Start of Stored data

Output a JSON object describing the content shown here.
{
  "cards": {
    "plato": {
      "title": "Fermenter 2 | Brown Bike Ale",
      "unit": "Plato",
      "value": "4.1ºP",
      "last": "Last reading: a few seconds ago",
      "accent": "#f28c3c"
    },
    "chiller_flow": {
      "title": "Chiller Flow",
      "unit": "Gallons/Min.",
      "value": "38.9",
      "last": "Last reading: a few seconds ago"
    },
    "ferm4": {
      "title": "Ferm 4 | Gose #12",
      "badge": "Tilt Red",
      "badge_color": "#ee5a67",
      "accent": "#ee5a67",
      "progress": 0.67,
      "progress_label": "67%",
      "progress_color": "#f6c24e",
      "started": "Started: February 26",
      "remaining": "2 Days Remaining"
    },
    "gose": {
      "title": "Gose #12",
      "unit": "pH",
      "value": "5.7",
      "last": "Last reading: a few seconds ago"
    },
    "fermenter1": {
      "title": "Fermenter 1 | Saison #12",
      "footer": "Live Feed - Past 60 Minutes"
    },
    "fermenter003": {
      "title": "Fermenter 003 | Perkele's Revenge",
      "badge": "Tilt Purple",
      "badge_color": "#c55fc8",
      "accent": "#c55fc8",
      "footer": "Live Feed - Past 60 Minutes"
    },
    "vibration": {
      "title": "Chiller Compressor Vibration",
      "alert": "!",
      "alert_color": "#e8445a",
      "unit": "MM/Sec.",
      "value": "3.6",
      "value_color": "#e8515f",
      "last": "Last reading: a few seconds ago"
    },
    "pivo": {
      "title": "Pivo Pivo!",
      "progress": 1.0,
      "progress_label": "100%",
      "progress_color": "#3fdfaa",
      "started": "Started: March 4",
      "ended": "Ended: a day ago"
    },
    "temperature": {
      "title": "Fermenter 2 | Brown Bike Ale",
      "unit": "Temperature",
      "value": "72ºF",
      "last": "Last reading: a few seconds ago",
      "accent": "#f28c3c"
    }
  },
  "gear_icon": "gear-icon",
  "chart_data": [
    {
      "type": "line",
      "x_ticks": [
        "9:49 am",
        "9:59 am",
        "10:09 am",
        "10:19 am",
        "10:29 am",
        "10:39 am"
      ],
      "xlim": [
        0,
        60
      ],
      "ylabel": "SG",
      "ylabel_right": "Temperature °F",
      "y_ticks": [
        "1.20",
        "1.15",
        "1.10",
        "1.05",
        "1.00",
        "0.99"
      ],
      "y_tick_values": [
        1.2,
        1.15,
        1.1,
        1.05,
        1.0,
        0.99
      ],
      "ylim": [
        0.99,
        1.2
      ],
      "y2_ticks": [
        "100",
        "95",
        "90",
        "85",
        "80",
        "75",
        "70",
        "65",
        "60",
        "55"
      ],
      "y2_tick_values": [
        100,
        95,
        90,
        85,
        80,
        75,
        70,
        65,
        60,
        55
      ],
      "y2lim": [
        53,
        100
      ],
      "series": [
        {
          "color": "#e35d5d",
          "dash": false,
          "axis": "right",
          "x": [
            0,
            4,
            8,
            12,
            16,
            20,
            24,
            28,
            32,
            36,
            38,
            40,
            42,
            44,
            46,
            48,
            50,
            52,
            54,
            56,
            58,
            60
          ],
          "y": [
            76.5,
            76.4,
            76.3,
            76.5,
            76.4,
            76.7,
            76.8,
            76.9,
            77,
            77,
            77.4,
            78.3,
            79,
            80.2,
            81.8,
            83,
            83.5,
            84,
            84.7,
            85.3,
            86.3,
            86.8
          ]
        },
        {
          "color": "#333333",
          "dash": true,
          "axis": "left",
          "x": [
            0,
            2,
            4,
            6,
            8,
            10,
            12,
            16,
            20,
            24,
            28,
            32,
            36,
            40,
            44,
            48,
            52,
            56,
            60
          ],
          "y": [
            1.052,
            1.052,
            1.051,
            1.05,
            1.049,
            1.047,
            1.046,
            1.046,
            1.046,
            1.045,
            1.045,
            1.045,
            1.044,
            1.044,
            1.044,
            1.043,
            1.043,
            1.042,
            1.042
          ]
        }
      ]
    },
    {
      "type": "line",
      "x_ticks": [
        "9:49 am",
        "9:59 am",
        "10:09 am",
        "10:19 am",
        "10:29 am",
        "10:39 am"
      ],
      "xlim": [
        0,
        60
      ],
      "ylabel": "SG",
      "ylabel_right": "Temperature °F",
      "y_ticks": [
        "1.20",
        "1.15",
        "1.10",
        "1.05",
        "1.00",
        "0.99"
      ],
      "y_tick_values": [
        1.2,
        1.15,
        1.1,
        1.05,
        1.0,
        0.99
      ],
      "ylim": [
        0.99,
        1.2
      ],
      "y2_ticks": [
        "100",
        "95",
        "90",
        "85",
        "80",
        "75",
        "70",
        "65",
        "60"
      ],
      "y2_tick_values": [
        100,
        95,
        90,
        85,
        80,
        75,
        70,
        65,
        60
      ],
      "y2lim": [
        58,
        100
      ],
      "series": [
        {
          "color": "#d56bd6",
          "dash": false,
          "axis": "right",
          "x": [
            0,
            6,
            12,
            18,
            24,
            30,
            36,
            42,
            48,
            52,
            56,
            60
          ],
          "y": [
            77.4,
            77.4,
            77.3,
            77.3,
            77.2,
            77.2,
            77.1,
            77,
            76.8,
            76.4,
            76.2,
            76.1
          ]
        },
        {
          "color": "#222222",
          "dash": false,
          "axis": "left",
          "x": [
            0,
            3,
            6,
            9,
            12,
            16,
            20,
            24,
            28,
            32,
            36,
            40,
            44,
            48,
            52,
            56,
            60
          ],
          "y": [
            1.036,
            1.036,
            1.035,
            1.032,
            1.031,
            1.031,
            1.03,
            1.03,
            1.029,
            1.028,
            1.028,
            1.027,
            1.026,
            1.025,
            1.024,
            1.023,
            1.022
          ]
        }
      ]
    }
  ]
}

End of Stored data

Produce an exact copy of all the records.

▶ **Final result**:
Output a JSON object describing the content shown here.
{
  "cards": {
    "plato": {
      "title": "Fermenter 2 | Brown Bike Ale",
      "unit": "Plato",
      "value": "4.1ºP",
      "last": "Last reading: a few seconds ago",
      "accent": "#f28c3c"
    },
    "chiller_flow": {
      "title": "Chiller Flow",
      "unit": "Gallons/Min.",
      "value": "38.9",
      "last": "Last reading: a few seconds ago"
    },
    "ferm4": {
      "title": "Ferm 4 | Gose #12",
      "badge": "Tilt Red",
      "badge_color": "#ee5a67",
      "accent": "#ee5a67",
      "progress": 0.67,
      "progress_label": "67%",
      "progress_color": "#f6c24e",
      "started": "Started: February 26",
      "remaining": "2 Days Remaining"
    },
    "gose": {
      "title": "Gose #12",
      "unit": "pH",
      "value": "5.7",
      "last": "Last reading: a few seconds ago"
    },
    "fermenter1": {
      "title": "Fermenter 1 | Saison #12",
      "footer": "Live Feed - Past 60 Minutes"
    },
    "fermenter003": {
      "title": "Fermenter 003 | Perkele's Revenge",
      "badge": "Tilt Purple",
      "badge_color": "#c55fc8",
      "accent": "#c55fc8",
      "footer": "Live Feed - Past 60 Minutes"
    },
    "vibration": {
      "title": "Chiller Compressor Vibration",
      "alert": "!",
      "alert_color": "#e8445a",
      "unit": "MM/Sec.",
      "value": "3.6",
      "value_color": "#e8515f",
      "last": "Last reading: a few seconds ago"
    },
    "pivo": {
      "title": "Pivo Pivo!",
      "progress": 1.0,
      "progress_label": "100%",
      "progress_color": "#3fdfaa",
      "started": "Started: March 4",
      "ended": "Ended: a day ago"
    },
    "temperature": {
      "title": "Fermenter 2 | Brown Bike Ale",
      "unit": "Temperature",
      "value": "72ºF",
      "last": "Last reading: a few seconds ago",
      "accent": "#f28c3c"
    }
  },
  "gear_icon": "gear-icon",
  "chart_data": [
    {
      "type": "line",
      "x_ticks": [
        "9:49 am",
        "9:59 am",
        "10:09 am",
        "10:19 am",
        "10:29 am",
        "10:39 am"
      ],
      "xlim": [
        0,
        60
      ],
      "ylabel": "SG",
      "ylabel_right": "Temperature °F",
      "y_ticks": [
        "1.20",
        "1.15",
        "1.10",
        "1.05",
        "1.00",
        "0.99"
      ],
      "y_tick_values": [
        1.2,
        1.15,
        1.1,
        1.05,
        1.0,
        0.99
      ],
      "ylim": [
        0.99,
        1.2
      ],
      "y2_ticks": [
        "100",
        "95",
        "90",
        "85",
        "80",
        "75",
        "70",
        "65",
        "60",
        "55"
      ],
      "y2_tick_values": [
        100,
        95,
        90,
        85,
        80,
        75,
        70,
        65,
        60,
        55
      ],
      "y2lim": [
        53,
        100
      ],
      "series": [
        {
          "color": "#e35d5d",
          "dash": false,
          "axis": "right",
          "x": [
            0,
            4,
            8,
            12,
            16,
            20,
            24,
            28,
            32,
            36,
            38,
            40,
            42,
            44,
            46,
            48,
            50,
            52,
            54,
            56,
            58,
            60
          ],
          "y": [
            76.5,
            76.4,
            76.3,
            76.5,
            76.4,
            76.7,
            76.8,
            76.9,
            77,
            77,
            77.4,
            78.3,
            79,
            80.2,
            81.8,
            83,
            83.5,
            84,
            84.7,
            85.3,
            86.3,
            86.8
          ]
        },
        {
          "color": "#333333",
          "dash": true,
          "axis": "left",
          "x": [
            0,
            2,
            4,
            6,
            8,
            10,
            12,
            16,
            20,
            24,
            28,
            32,
            36,
            40,
            44,
            48,
            52,
            56,
            60
          ],
          "y": [
            1.052,
            1.052,
            1.051,
            1.05,
            1.049,
            1.047,
            1.046,
            1.046,
            1.046,
            1.045,
            1.045,
            1.045,
            1.044,
            1.044,
            1.044,
            1.043,
            1.043,
            1.042,
            1.042
          ]
        }
      ]
    },
    {
      "type": "line",
      "x_ticks": [
        "9:49 am",
        "9:59 am",
        "10:09 am",
        "10:19 am",
        "10:29 am",
        "10:39 am"
      ],
      "xlim": [
        0,
        60
      ],
      "ylabel": "SG",
      "ylabel_right": "Temperature °F",
      "y_ticks": [
        "1.20",
        "1.15",
        "1.10",
        "1.05",
        "1.00",
        "0.99"
      ],
      "y_tick_values": [
        1.2,
        1.15,
        1.1,
        1.05,
        1.0,
        0.99
      ],
      "ylim": [
        0.99,
        1.2
      ],
      "y2_ticks": [
        "100",
        "95",
        "90",
        "85",
        "80",
        "75",
        "70",
        "65",
        "60"
      ],
      "y2_tick_values": [
        100,
        95,
        90,
        85,
        80,
        75,
        70,
        65,
        60
      ],
      "y2lim": [
        58,
        100
      ],
      "series": [
        {
          "color": "#d56bd6",
          "dash": false,
          "axis": "right",
          "x": [
            0,
            6,
            12,
            18,
            24,
            30,
            36,
            42,
            48,
            52,
            56,
            60
          ],
          "y": [
            77.4,
            77.4,
            77.3,
            77.3,
            77.2,
            77.2,
            77.1,
            77,
            76.8,
            76.4,
            76.2,
            76.1
          ]
        },
        {
          "color": "#222222",
          "dash": false,
          "axis": "left",
          "x": [
            0,
            3,
            6,
            9,
            12,
            16,
            20,
            24,
            28,
            32,
            36,
            40,
            44,
            48,
            52,
            56,
            60
          ],
          "y": [
            1.036,
            1.036,
            1.035,
            1.032,
            1.031,
            1.031,
            1.03,
            1.03,
            1.029,
            1.028,
            1.028,
            1.027,
            1.026,
            1.025,
            1.024,
            1.023,
            1.022
          ]
        }
      ]
    }
  ]
}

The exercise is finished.